■ Texto:
De qualquer forma, diz Castro, o que se espera é que o superávit comercial do Brasil encolha em relação a 2019 e que o resultado positivo com a China torne-se mais importante na formação do saldo em 2020. Isso deve acontecer porque a pauta exportadora do Brasil à China é composta por produtos menos elásticos à demanda, embora impactos de redução de preços sejam esperados. “E também porque, por questões estruturais, o Brasil não tem como substituir a China como principal destino das exportações no curto prazo.”
Ao mesmo tempo, diz Welber Barral, sócio da consultoria Barral M Jorge e ex-secretário de comércio exterior, se espera redução das importações brasileiras como um todo este ano, dado o efeito da covid-19 na demanda doméstica. Isso afetará as importações de produtos vindos da China, que fornece ao Brasil sobretudo manufaturados, usados como insumos ou bens de consumo.
“Com a crise de demanda internacional intensificada pela covid-19, a exportação brasileira está mais dependente da China”, diz Castro. Nesse sentido, diz ele, as recentes declarações do ministro Weintraub não ajudam. Isso, avalia, pode fazer com que o exportador de soja, por exemplo, perca mais ainda em preços, o que afeta o valor total embarcado pelo Brasil. “A crise cria uma situação em que o país precisa dançar conforme a música, e ainda estamos pisando no pé da dançarina.”
Mario Carvalho, economista da Fundação Centro de Estudos do Comércio Exterior (Funcex), acredita que o episódio com o ministro criou “tensionamento desnecessário”. Atualmente, diz ele, há intensa negociação de preços entre exportadores brasileiros e importadores chineses principalmente em razão da desvalorização cambial. O episódio, avalia, prejudica o exportador brasileiro, que tende a entrar já em desvantagem na negociação.

■ Tarefa A: Por favor, reescreva o trecho do texto sobre o comércio com a China que começa em "Mario Carvalho, economista" e termina depois de "desvantagem na negociação.", trocando "tensionamento desnecessário" por "atrito desnecessário".
■ Tarefa B: Traduza para o inglês esta frase do texto: "Atualmente, diz ele, há intensa negociação de preços entre exportadores brasileiros e importadores chineses principalmente em razão da desvalorização cambial."
Baseie-se somente no texto.

■ Dados fornecidos:

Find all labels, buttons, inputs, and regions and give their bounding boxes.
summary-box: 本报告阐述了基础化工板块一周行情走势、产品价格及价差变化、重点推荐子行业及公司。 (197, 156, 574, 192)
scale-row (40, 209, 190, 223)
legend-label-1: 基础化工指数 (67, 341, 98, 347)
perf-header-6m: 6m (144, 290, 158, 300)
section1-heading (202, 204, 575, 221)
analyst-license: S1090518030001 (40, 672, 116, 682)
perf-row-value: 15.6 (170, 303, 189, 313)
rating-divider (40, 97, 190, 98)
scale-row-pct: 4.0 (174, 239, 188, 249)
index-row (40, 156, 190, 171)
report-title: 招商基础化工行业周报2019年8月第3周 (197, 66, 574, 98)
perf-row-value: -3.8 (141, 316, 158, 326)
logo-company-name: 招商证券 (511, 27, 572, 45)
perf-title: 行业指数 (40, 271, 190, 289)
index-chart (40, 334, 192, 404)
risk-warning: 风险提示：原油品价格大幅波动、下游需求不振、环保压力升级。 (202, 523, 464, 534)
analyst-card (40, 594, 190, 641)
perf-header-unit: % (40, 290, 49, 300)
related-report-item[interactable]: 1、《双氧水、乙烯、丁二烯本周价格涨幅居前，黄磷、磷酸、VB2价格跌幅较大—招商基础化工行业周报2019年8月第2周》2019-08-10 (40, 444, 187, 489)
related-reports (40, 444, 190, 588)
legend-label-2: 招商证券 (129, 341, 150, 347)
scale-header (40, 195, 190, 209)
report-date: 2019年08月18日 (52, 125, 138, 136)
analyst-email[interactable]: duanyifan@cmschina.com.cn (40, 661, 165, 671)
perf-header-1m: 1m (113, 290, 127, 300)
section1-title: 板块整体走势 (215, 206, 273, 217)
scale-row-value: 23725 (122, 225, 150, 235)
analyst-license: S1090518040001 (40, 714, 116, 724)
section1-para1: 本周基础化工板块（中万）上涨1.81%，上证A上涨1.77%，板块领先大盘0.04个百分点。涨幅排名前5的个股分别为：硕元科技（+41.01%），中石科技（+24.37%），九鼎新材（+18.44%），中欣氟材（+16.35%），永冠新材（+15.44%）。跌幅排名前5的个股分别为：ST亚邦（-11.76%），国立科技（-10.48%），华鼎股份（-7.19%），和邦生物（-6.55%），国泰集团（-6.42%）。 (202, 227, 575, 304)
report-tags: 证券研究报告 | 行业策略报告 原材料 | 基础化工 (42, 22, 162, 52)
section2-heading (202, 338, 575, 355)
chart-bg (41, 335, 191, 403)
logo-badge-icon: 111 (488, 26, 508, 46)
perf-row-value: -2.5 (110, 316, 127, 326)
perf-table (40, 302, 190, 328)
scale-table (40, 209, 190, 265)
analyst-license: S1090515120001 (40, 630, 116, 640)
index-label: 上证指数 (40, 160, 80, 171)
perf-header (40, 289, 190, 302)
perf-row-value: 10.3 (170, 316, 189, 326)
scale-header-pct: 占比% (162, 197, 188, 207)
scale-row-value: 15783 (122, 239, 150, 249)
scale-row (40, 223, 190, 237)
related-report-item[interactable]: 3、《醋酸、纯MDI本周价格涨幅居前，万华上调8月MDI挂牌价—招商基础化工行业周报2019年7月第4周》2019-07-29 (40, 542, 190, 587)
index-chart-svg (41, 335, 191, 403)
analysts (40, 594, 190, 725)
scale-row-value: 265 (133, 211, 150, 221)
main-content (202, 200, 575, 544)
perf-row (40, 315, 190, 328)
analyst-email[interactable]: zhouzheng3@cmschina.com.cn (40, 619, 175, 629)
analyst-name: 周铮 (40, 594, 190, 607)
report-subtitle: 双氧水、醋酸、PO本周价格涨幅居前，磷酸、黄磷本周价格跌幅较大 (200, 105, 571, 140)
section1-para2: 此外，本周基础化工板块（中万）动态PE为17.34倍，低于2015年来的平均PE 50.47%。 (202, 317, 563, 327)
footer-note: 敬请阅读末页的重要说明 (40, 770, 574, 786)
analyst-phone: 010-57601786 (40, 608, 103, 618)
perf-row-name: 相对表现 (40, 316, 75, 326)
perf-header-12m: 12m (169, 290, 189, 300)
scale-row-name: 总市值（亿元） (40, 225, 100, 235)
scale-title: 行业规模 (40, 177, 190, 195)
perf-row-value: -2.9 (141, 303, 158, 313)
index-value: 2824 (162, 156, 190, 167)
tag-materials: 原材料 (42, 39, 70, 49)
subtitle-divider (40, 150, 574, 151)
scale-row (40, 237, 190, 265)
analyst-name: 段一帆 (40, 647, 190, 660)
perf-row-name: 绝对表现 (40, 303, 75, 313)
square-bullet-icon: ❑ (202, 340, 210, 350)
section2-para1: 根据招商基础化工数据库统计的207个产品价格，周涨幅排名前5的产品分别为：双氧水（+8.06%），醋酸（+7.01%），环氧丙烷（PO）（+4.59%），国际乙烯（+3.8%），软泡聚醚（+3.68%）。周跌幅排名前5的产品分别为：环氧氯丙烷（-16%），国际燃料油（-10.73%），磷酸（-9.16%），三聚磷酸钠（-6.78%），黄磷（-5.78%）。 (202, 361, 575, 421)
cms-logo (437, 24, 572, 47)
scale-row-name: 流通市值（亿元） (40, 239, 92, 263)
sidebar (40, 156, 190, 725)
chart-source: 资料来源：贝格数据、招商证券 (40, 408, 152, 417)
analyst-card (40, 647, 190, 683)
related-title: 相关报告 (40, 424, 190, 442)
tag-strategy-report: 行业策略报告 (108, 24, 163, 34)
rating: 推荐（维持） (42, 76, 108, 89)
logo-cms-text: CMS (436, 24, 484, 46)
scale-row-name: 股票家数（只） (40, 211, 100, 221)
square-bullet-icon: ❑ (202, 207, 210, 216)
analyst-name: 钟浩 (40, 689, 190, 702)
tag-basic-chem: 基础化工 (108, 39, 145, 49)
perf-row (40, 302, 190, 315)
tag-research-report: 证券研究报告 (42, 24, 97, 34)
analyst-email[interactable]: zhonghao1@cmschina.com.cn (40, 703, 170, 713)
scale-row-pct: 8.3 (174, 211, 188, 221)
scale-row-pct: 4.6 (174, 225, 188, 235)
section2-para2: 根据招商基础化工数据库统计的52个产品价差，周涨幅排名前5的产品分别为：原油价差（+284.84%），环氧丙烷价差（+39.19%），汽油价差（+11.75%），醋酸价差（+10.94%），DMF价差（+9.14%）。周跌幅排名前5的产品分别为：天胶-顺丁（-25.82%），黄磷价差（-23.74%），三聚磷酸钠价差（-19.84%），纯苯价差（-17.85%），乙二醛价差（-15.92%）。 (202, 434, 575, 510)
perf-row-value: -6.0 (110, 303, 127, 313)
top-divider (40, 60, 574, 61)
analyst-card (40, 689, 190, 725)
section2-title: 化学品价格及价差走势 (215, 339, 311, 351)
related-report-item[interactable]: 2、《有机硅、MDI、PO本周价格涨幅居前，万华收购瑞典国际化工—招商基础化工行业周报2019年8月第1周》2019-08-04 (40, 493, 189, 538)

■ Resposta A:
Mario Carvalho, economista da Fundação Centro de Estudos do Comércio Exterior (Funcex), acredita que o episódio com o ministro criou “atrito desnecessário”. Atualmente, diz ele, há intensa negociação de preços entre exportadores brasileiros e importadores chineses principalmente em razão da desvalorização cambial. O episódio, avalia, prejudica o exportador brasileiro, que tende a entrar já em desvantagem na negociação.

■ Resposta B: Currently, he says, there is intense price negotiation between Brazilian exporters and Chinese importers, mainly because of the currency devaluation.